Your objective: The data below needs to be returned exactly, line for line.

=======

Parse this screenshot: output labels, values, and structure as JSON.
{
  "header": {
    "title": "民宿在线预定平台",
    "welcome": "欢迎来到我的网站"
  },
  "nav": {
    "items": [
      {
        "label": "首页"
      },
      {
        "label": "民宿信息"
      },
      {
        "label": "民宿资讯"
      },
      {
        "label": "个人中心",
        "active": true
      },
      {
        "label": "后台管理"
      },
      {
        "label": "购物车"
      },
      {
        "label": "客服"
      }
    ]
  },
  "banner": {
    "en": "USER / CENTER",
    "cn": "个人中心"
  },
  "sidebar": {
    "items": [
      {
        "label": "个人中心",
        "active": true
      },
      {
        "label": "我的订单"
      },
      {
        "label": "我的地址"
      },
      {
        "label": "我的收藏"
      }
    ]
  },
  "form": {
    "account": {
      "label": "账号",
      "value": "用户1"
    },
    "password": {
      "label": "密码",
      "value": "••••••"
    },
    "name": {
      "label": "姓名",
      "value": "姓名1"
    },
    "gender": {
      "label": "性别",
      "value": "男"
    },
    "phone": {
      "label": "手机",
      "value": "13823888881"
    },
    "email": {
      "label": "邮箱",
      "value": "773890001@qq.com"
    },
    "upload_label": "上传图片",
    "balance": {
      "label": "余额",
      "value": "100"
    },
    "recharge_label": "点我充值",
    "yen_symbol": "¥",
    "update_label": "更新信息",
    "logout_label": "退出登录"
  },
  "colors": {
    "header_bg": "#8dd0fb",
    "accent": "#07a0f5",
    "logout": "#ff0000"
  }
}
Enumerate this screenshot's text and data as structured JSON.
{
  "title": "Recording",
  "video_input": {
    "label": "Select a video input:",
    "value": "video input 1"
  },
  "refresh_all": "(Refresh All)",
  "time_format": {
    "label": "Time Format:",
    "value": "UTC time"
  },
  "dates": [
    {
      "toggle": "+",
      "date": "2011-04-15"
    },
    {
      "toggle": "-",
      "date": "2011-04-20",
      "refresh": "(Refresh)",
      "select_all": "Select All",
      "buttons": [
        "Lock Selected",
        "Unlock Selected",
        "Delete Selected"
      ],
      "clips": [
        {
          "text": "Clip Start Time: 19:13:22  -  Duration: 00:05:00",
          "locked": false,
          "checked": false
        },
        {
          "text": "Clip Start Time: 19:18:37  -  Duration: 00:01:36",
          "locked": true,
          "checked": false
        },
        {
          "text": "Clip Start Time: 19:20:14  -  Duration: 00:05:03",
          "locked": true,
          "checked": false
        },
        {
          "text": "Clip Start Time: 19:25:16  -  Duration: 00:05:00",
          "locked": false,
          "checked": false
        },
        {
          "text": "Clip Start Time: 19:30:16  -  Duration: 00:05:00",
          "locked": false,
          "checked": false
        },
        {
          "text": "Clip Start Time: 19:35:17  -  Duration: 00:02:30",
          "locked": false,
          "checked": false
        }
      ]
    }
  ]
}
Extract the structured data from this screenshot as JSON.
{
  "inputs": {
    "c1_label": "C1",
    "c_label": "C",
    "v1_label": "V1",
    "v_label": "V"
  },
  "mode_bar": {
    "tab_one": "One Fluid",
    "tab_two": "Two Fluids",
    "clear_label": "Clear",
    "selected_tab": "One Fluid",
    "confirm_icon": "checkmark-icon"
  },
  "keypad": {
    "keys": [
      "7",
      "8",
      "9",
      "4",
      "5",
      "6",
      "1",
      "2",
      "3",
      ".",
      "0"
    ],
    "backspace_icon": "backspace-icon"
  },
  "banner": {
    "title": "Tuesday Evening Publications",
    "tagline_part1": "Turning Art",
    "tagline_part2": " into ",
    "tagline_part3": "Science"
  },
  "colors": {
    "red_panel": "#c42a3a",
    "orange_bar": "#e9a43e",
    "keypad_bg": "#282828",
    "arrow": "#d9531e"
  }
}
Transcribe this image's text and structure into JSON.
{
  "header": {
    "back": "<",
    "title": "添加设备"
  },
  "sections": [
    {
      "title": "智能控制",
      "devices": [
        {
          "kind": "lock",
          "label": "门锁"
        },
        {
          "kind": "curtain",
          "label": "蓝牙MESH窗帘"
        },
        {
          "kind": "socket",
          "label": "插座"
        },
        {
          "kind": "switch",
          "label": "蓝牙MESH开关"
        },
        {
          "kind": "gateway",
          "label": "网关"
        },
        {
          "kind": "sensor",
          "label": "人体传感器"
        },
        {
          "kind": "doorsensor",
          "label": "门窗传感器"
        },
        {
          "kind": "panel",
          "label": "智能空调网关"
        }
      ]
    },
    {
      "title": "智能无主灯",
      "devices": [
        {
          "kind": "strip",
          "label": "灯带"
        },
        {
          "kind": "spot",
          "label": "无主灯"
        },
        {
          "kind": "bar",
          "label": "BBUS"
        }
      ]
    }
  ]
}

=======

Task result:
Parse this screenshot: output labels, values, and structure as JSON.
{
  "header": {
    "title": "民宿在线预定平台",
    "welcome": "欢迎来到我的网站"
  },
  "nav": {
    "items": [
      {
        "label": "首页"
      },
      {
        "label": "民宿信息"
      },
      {
        "label": "民宿资讯"
      },
      {
        "label": "个人中心",
        "active": true
      },
      {
        "label": "后台管理"
      },
      {
        "label": "购物车"
      },
      {
        "label": "客服"
      }
    ]
  },
  "banner": {
    "en": "USER / CENTER",
    "cn": "个人中心"
  },
  "sidebar": {
    "items": [
      {
        "label": "个人中心",
        "active": true
      },
      {
        "label": "我的订单"
      },
      {
        "label": "我的地址"
      },
      {
        "label": "我的收藏"
      }
    ]
  },
  "form": {
    "account": {
      "label": "账号",
      "value": "用户1"
    },
    "password": {
      "label": "密码",
      "value": "••••••"
    },
    "name": {
      "label": "姓名",
      "value": "姓名1"
    },
    "gender": {
      "label": "性别",
      "value": "男"
    },
    "phone": {
      "label": "手机",
      "value": "13823888881"
    },
    "email": {
      "label": "邮箱",
      "value": "773890001@qq.com"
    },
    "upload_label": "上传图片",
    "balance": {
      "label": "余额",
      "value": "100"
    },
    "recharge_label": "点我充值",
    "yen_symbol": "¥",
    "update_label": "更新信息",
    "logout_label": "退出登录"
  },
  "colors": {
    "header_bg": "#8dd0fb",
    "accent": "#07a0f5",
    "logout": "#ff0000"
  }
}
Enumerate this screenshot's text and data as structured JSON.
{
  "title": "Recording",
  "video_input": {
    "label": "Select a video input:",
    "value": "video input 1"
  },
  "refresh_all": "(Refresh All)",
  "time_format": {
    "label": "Time Format:",
    "value": "UTC time"
  },
  "dates": [
    {
      "toggle": "+",
      "date": "2011-04-15"
    },
    {
      "toggle": "-",
      "date": "2011-04-20",
      "refresh": "(Refresh)",
      "select_all": "Select All",
      "buttons": [
        "Lock Selected",
        "Unlock Selected",
        "Delete Selected"
      ],
      "clips": [
        {
          "text": "Clip Start Time: 19:13:22  -  Duration: 00:05:00",
          "locked": false,
          "checked": false
        },
        {
          "text": "Clip Start Time: 19:18:37  -  Duration: 00:01:36",
          "locked": true,
          "checked": false
        },
        {
          "text": "Clip Start Time: 19:20:14  -  Duration: 00:05:03",
          "locked": true,
          "checked": false
        },
        {
          "text": "Clip Start Time: 19:25:16  -  Duration: 00:05:00",
          "locked": false,
          "checked": false
        },
        {
          "text": "Clip Start Time: 19:30:16  -  Duration: 00:05:00",
          "locked": false,
          "checked": false
        },
        {
          "text": "Clip Start Time: 19:35:17  -  Duration: 00:02:30",
          "locked": false,
          "checked": false
        }
      ]
    }
  ]
}
Extract the structured data from this screenshot as JSON.
{
  "inputs": {
    "c1_label": "C1",
    "c_label": "C",
    "v1_label": "V1",
    "v_label": "V"
  },
  "mode_bar": {
    "tab_one": "One Fluid",
    "tab_two": "Two Fluids",
    "clear_label": "Clear",
    "selected_tab": "One Fluid",
    "confirm_icon": "checkmark-icon"
  },
  "keypad": {
    "keys": [
      "7",
      "8",
      "9",
      "4",
      "5",
      "6",
      "1",
      "2",
      "3",
      ".",
      "0"
    ],
    "backspace_icon": "backspace-icon"
  },
  "banner": {
    "title": "Tuesday Evening Publications",
    "tagline_part1": "Turning Art",
    "tagline_part2": " into ",
    "tagline_part3": "Science"
  },
  "colors": {
    "red_panel": "#c42a3a",
    "orange_bar": "#e9a43e",
    "keypad_bg": "#282828",
    "arrow": "#d9531e"
  }
}
Transcribe this image's text and structure into JSON.
{
  "header": {
    "back": "<",
    "title": "添加设备"
  },
  "sections": [
    {
      "title": "智能控制",
      "devices": [
        {
          "kind": "lock",
          "label": "门锁"
        },
        {
          "kind": "curtain",
          "label": "蓝牙MESH窗帘"
        },
        {
          "kind": "socket",
          "label": "插座"
        },
        {
          "kind": "switch",
          "label": "蓝牙MESH开关"
        },
        {
          "kind": "gateway",
          "label": "网关"
        },
        {
          "kind": "sensor",
          "label": "人体传感器"
        },
        {
          "kind": "doorsensor",
          "label": "门窗传感器"
        },
        {
          "kind": "panel",
          "label": "智能空调网关"
        }
      ]
    },
    {
      "title": "智能无主灯",
      "devices": [
        {
          "kind": "strip",
          "label": "灯带"
        },
        {
          "kind": "spot",
          "label": "无主灯"
        },
        {
          "kind": "bar",
          "label": "BBUS"
        }
      ]
    }
  ]
}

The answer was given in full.